Write out all records as given; omit images.

####################

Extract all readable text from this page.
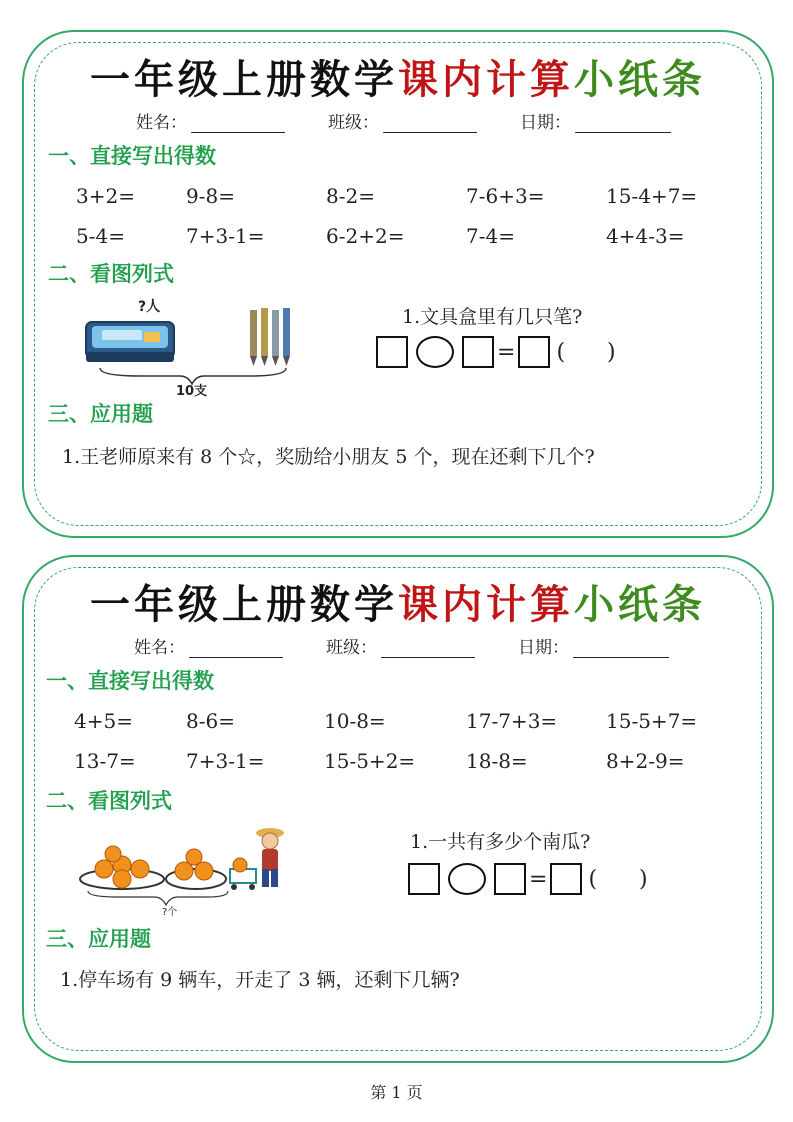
一年级上册数学课内计算小纸条
姓名：	班级：	日期：
一、直接写出得数
3+2=	9-8=	8-2=	7-6+3=	15-4+7=
5-4=	7+3-1=	6-2+2=	7-4=	4+4-3=
二、看图列式
?人
10支
1.文具盒里有几只笔?
= (      )
三、应用题
1.王老师原来有 8 个☆，奖励给小朋友 5 个，现在还剩下几个?
一年级上册数学课内计算小纸条
姓名：	班级：	日期：
一、直接写出得数
4+5=	8-6=	10-8=	17-7+3= 15-5+7=
13-7=	7+3-1=	15-5+2=	18-8=	8+2-9=
二、看图列式
?个
1.一共有多少个南瓜?
= (      )
三、应用题
1.停车场有 9 辆车，开走了 3 辆，还剩下几辆?
第 1 页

####################

**Finished exercise**
Extract all readable text from this page.
一年级上册数学课内计算小纸条
姓名：	班级：	日期：
一、直接写出得数
3+2=	9-8=	8-2=	7-6+3=	15-4+7=
5-4=	7+3-1=	6-2+2=	7-4=	4+4-3=
二、看图列式
?人
10支
1.文具盒里有几只笔?
= (      )
三、应用题
1.王老师原来有 8 个☆，奖励给小朋友 5 个，现在还剩下几个?
一年级上册数学课内计算小纸条
姓名：	班级：	日期：
一、直接写出得数
4+5=	8-6=	10-8=	17-7+3= 15-5+7=
13-7=	7+3-1=	15-5+2=	18-8=	8+2-9=
二、看图列式
?个
1.一共有多少个南瓜?
= (      )
三、应用题
1.停车场有 9 辆车，开走了 3 辆，还剩下几辆?
第 1 页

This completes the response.